» Problem to work on:
Repeat each entry as written, dropping any picture you find.

» Exercise material:
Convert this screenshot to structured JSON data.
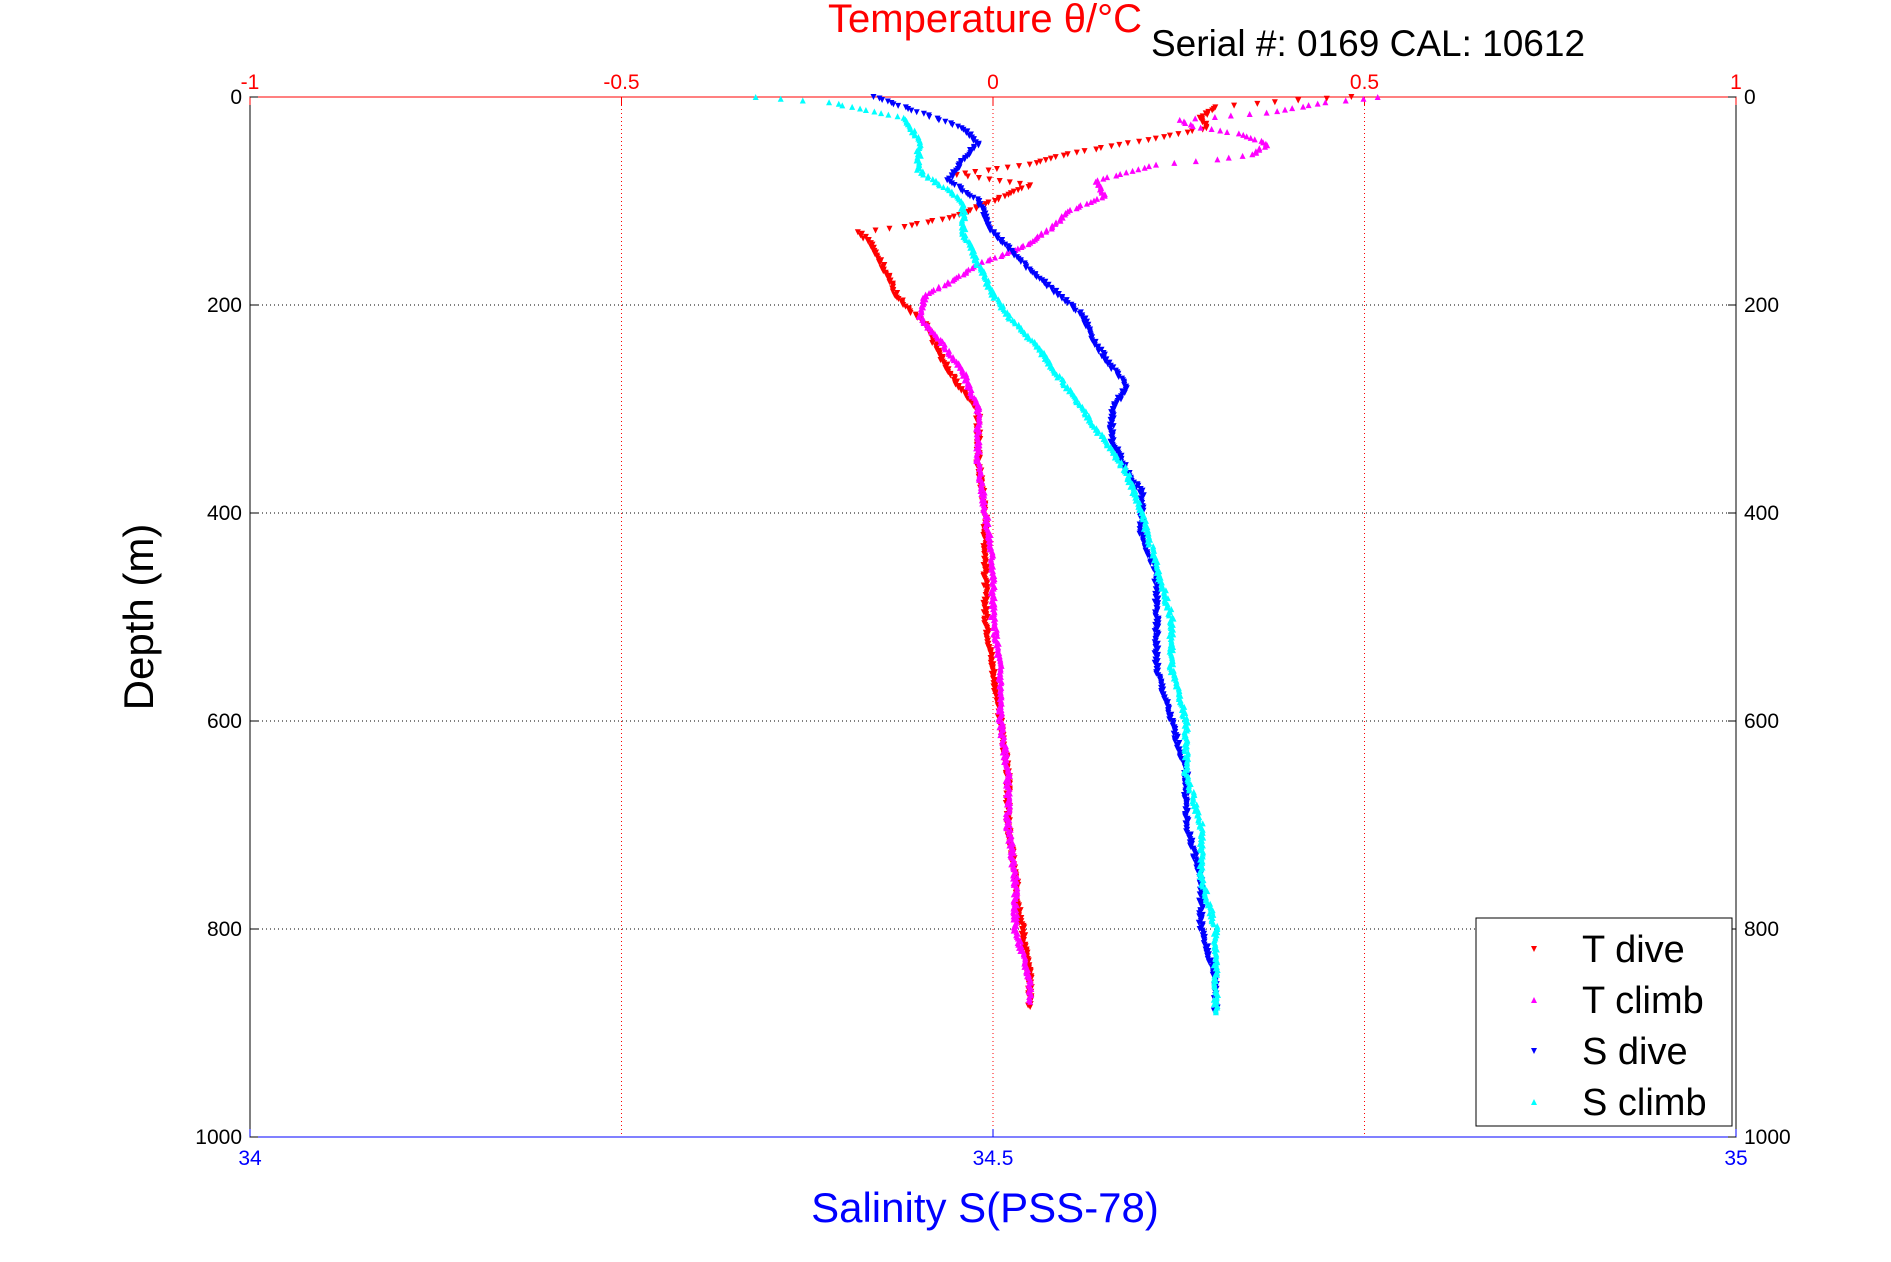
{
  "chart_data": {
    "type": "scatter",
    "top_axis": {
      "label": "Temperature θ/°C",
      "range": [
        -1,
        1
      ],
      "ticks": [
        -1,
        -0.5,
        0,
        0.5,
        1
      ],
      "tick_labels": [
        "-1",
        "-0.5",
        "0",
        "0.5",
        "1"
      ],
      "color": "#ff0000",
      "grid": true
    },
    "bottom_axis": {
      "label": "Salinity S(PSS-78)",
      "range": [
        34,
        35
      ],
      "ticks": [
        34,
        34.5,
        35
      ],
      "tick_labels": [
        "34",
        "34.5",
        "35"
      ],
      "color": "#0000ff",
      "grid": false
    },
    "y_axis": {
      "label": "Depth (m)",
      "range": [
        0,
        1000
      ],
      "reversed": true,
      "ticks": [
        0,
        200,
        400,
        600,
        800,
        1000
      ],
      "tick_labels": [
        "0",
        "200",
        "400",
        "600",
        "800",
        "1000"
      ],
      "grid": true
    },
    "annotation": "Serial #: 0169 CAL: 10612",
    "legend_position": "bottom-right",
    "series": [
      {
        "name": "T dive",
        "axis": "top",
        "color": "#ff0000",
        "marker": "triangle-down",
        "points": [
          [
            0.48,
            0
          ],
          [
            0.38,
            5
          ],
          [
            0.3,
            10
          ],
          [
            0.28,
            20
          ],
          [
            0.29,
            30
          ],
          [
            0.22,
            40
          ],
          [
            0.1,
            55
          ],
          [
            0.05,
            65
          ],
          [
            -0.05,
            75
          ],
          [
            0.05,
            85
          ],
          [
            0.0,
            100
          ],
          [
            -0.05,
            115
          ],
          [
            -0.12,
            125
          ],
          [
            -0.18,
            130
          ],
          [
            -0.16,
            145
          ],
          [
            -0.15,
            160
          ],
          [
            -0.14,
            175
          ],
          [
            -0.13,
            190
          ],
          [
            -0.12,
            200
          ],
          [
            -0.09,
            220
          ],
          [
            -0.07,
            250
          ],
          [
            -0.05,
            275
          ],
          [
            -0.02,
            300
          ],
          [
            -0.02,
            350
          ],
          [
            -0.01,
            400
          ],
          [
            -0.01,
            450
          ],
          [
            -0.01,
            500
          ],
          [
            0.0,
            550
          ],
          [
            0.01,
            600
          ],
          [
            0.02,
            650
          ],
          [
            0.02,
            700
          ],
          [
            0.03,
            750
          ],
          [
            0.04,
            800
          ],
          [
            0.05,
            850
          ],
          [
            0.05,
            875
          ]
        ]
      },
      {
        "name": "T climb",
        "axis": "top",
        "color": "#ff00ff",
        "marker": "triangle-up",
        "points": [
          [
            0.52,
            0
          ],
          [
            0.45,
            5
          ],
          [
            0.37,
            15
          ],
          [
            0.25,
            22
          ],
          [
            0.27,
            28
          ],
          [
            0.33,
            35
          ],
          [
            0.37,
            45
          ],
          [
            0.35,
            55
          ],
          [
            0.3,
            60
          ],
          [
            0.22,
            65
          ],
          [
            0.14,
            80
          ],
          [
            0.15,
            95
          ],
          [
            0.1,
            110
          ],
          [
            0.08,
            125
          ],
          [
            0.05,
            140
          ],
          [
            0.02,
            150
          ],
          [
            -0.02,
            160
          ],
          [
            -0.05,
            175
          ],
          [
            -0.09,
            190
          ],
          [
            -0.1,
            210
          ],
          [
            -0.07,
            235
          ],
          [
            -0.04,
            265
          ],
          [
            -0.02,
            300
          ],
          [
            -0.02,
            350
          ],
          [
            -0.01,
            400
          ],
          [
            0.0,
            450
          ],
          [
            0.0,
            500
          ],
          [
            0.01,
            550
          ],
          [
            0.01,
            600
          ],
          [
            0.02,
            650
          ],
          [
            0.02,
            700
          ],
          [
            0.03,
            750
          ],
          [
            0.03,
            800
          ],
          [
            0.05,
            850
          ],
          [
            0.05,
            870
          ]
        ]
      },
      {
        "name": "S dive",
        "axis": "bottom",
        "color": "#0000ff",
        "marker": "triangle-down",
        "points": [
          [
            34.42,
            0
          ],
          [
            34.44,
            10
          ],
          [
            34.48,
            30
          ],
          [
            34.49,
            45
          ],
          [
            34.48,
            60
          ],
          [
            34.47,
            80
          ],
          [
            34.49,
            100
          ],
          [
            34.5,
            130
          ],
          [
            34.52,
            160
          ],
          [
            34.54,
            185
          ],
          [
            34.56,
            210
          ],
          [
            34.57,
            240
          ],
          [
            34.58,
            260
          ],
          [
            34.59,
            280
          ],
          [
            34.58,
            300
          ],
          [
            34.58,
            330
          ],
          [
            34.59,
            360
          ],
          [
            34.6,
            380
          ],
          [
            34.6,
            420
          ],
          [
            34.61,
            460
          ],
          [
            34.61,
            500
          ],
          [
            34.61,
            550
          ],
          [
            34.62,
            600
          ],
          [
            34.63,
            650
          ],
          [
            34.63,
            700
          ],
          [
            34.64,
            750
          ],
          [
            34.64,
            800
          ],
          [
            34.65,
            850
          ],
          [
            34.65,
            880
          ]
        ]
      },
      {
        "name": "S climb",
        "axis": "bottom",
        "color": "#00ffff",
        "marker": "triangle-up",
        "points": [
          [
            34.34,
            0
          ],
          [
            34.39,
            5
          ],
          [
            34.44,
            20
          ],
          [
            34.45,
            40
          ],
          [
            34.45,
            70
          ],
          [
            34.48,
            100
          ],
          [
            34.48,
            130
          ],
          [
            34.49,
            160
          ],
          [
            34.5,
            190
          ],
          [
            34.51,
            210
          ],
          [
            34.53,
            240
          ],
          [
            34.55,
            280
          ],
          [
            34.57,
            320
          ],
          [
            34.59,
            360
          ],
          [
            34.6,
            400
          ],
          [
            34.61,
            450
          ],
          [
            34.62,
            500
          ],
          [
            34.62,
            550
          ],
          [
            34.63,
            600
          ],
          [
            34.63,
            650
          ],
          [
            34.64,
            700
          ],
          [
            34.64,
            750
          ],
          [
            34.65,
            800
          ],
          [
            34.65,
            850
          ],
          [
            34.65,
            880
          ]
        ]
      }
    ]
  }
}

» Output for this exercise:
Convert this screenshot to structured JSON data.
{
  "chart_data": {
    "type": "scatter",
    "top_axis": {
      "label": "Temperature θ/°C",
      "range": [
        -1,
        1
      ],
      "ticks": [
        -1,
        -0.5,
        0,
        0.5,
        1
      ],
      "tick_labels": [
        "-1",
        "-0.5",
        "0",
        "0.5",
        "1"
      ],
      "color": "#ff0000",
      "grid": true
    },
    "bottom_axis": {
      "label": "Salinity S(PSS-78)",
      "range": [
        34,
        35
      ],
      "ticks": [
        34,
        34.5,
        35
      ],
      "tick_labels": [
        "34",
        "34.5",
        "35"
      ],
      "color": "#0000ff",
      "grid": false
    },
    "y_axis": {
      "label": "Depth (m)",
      "range": [
        0,
        1000
      ],
      "reversed": true,
      "ticks": [
        0,
        200,
        400,
        600,
        800,
        1000
      ],
      "tick_labels": [
        "0",
        "200",
        "400",
        "600",
        "800",
        "1000"
      ],
      "grid": true
    },
    "annotation": "Serial #: 0169 CAL: 10612",
    "legend_position": "bottom-right",
    "series": [
      {
        "name": "T dive",
        "axis": "top",
        "color": "#ff0000",
        "marker": "triangle-down",
        "points": [
          [
            0.48,
            0
          ],
          [
            0.38,
            5
          ],
          [
            0.3,
            10
          ],
          [
            0.28,
            20
          ],
          [
            0.29,
            30
          ],
          [
            0.22,
            40
          ],
          [
            0.1,
            55
          ],
          [
            0.05,
            65
          ],
          [
            -0.05,
            75
          ],
          [
            0.05,
            85
          ],
          [
            0.0,
            100
          ],
          [
            -0.05,
            115
          ],
          [
            -0.12,
            125
          ],
          [
            -0.18,
            130
          ],
          [
            -0.16,
            145
          ],
          [
            -0.15,
            160
          ],
          [
            -0.14,
            175
          ],
          [
            -0.13,
            190
          ],
          [
            -0.12,
            200
          ],
          [
            -0.09,
            220
          ],
          [
            -0.07,
            250
          ],
          [
            -0.05,
            275
          ],
          [
            -0.02,
            300
          ],
          [
            -0.02,
            350
          ],
          [
            -0.01,
            400
          ],
          [
            -0.01,
            450
          ],
          [
            -0.01,
            500
          ],
          [
            0.0,
            550
          ],
          [
            0.01,
            600
          ],
          [
            0.02,
            650
          ],
          [
            0.02,
            700
          ],
          [
            0.03,
            750
          ],
          [
            0.04,
            800
          ],
          [
            0.05,
            850
          ],
          [
            0.05,
            875
          ]
        ]
      },
      {
        "name": "T climb",
        "axis": "top",
        "color": "#ff00ff",
        "marker": "triangle-up",
        "points": [
          [
            0.52,
            0
          ],
          [
            0.45,
            5
          ],
          [
            0.37,
            15
          ],
          [
            0.25,
            22
          ],
          [
            0.27,
            28
          ],
          [
            0.33,
            35
          ],
          [
            0.37,
            45
          ],
          [
            0.35,
            55
          ],
          [
            0.3,
            60
          ],
          [
            0.22,
            65
          ],
          [
            0.14,
            80
          ],
          [
            0.15,
            95
          ],
          [
            0.1,
            110
          ],
          [
            0.08,
            125
          ],
          [
            0.05,
            140
          ],
          [
            0.02,
            150
          ],
          [
            -0.02,
            160
          ],
          [
            -0.05,
            175
          ],
          [
            -0.09,
            190
          ],
          [
            -0.1,
            210
          ],
          [
            -0.07,
            235
          ],
          [
            -0.04,
            265
          ],
          [
            -0.02,
            300
          ],
          [
            -0.02,
            350
          ],
          [
            -0.01,
            400
          ],
          [
            0.0,
            450
          ],
          [
            0.0,
            500
          ],
          [
            0.01,
            550
          ],
          [
            0.01,
            600
          ],
          [
            0.02,
            650
          ],
          [
            0.02,
            700
          ],
          [
            0.03,
            750
          ],
          [
            0.03,
            800
          ],
          [
            0.05,
            850
          ],
          [
            0.05,
            870
          ]
        ]
      },
      {
        "name": "S dive",
        "axis": "bottom",
        "color": "#0000ff",
        "marker": "triangle-down",
        "points": [
          [
            34.42,
            0
          ],
          [
            34.44,
            10
          ],
          [
            34.48,
            30
          ],
          [
            34.49,
            45
          ],
          [
            34.48,
            60
          ],
          [
            34.47,
            80
          ],
          [
            34.49,
            100
          ],
          [
            34.5,
            130
          ],
          [
            34.52,
            160
          ],
          [
            34.54,
            185
          ],
          [
            34.56,
            210
          ],
          [
            34.57,
            240
          ],
          [
            34.58,
            260
          ],
          [
            34.59,
            280
          ],
          [
            34.58,
            300
          ],
          [
            34.58,
            330
          ],
          [
            34.59,
            360
          ],
          [
            34.6,
            380
          ],
          [
            34.6,
            420
          ],
          [
            34.61,
            460
          ],
          [
            34.61,
            500
          ],
          [
            34.61,
            550
          ],
          [
            34.62,
            600
          ],
          [
            34.63,
            650
          ],
          [
            34.63,
            700
          ],
          [
            34.64,
            750
          ],
          [
            34.64,
            800
          ],
          [
            34.65,
            850
          ],
          [
            34.65,
            880
          ]
        ]
      },
      {
        "name": "S climb",
        "axis": "bottom",
        "color": "#00ffff",
        "marker": "triangle-up",
        "points": [
          [
            34.34,
            0
          ],
          [
            34.39,
            5
          ],
          [
            34.44,
            20
          ],
          [
            34.45,
            40
          ],
          [
            34.45,
            70
          ],
          [
            34.48,
            100
          ],
          [
            34.48,
            130
          ],
          [
            34.49,
            160
          ],
          [
            34.5,
            190
          ],
          [
            34.51,
            210
          ],
          [
            34.53,
            240
          ],
          [
            34.55,
            280
          ],
          [
            34.57,
            320
          ],
          [
            34.59,
            360
          ],
          [
            34.6,
            400
          ],
          [
            34.61,
            450
          ],
          [
            34.62,
            500
          ],
          [
            34.62,
            550
          ],
          [
            34.63,
            600
          ],
          [
            34.63,
            650
          ],
          [
            34.64,
            700
          ],
          [
            34.64,
            750
          ],
          [
            34.65,
            800
          ],
          [
            34.65,
            850
          ],
          [
            34.65,
            880
          ]
        ]
      }
    ]
  }
}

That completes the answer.